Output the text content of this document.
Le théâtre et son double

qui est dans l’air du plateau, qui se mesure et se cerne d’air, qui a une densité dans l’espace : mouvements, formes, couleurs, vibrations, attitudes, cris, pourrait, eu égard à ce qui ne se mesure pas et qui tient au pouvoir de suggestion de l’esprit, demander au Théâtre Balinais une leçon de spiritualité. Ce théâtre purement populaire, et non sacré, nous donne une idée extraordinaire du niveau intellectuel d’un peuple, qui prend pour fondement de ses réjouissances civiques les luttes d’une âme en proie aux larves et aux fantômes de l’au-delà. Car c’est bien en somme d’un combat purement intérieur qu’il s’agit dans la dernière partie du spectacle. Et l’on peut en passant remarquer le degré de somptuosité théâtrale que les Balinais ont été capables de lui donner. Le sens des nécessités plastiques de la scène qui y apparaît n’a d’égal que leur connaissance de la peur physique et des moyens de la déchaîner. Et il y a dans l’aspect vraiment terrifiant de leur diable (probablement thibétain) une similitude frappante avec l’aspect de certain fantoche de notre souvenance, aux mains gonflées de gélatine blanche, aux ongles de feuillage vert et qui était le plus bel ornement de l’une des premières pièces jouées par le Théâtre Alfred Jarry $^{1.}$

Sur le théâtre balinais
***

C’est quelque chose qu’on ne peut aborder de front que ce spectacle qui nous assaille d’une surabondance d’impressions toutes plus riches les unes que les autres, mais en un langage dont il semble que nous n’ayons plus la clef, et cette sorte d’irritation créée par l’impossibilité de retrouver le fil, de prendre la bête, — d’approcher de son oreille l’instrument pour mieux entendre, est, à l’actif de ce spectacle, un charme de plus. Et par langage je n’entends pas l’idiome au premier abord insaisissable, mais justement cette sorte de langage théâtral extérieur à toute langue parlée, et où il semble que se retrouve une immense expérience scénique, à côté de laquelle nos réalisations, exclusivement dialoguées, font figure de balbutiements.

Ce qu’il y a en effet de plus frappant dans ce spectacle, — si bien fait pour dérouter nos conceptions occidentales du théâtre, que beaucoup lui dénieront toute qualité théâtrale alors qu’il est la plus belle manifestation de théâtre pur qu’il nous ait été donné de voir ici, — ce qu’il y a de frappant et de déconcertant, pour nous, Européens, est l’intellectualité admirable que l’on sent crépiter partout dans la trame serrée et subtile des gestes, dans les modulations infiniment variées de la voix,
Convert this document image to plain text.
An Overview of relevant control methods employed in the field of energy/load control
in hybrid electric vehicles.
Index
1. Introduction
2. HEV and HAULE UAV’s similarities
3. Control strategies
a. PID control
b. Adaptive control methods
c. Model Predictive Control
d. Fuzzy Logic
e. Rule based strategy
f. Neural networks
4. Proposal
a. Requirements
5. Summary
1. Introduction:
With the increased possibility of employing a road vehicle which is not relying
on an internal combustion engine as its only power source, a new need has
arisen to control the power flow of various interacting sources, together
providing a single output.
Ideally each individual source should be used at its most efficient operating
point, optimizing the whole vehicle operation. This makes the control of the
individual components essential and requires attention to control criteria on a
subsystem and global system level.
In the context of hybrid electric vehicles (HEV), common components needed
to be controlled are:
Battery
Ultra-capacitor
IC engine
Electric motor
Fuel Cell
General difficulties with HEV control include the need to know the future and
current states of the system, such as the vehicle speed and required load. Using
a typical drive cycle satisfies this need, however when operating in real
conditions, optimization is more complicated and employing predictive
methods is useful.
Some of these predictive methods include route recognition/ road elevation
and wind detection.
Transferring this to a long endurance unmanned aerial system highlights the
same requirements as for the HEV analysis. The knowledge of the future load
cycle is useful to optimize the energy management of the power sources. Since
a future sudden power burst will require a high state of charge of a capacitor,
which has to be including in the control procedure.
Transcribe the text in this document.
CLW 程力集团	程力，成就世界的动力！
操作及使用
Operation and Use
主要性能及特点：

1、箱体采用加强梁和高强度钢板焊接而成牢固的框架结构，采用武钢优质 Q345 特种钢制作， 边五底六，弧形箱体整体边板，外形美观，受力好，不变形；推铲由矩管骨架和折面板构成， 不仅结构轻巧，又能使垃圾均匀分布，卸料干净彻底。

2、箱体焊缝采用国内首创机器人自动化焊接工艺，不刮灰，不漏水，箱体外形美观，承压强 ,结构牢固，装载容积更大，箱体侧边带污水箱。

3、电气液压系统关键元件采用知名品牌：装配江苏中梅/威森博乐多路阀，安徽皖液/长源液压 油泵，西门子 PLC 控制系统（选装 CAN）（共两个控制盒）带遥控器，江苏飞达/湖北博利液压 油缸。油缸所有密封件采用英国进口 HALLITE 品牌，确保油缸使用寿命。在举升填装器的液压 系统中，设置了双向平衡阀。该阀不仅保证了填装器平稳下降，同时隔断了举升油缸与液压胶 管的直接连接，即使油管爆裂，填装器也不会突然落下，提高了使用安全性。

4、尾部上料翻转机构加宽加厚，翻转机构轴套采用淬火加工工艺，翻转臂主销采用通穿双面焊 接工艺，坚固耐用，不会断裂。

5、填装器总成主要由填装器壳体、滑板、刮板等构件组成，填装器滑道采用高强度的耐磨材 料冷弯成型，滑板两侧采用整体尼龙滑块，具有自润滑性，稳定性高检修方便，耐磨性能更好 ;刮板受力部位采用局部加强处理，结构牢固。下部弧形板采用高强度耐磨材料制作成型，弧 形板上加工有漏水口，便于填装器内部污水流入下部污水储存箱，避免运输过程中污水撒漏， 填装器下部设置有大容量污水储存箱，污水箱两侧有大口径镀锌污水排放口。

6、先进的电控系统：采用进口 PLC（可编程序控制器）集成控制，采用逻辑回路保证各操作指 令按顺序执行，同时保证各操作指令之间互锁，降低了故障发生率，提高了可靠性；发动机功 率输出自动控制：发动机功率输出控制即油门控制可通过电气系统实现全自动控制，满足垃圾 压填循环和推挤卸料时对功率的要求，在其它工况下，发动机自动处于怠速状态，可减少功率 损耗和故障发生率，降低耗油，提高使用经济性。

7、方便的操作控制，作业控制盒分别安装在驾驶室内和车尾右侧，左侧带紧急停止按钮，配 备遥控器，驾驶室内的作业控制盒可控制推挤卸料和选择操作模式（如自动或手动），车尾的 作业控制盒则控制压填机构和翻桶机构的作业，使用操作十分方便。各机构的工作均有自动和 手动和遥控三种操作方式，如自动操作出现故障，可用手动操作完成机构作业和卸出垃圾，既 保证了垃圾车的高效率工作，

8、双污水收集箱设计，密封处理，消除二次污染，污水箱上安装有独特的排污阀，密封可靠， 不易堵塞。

---+---

— Prompt —
The word "document" may occur in lines of the records. Report how many such lines there are, giving only the number.

— Output of the task —
3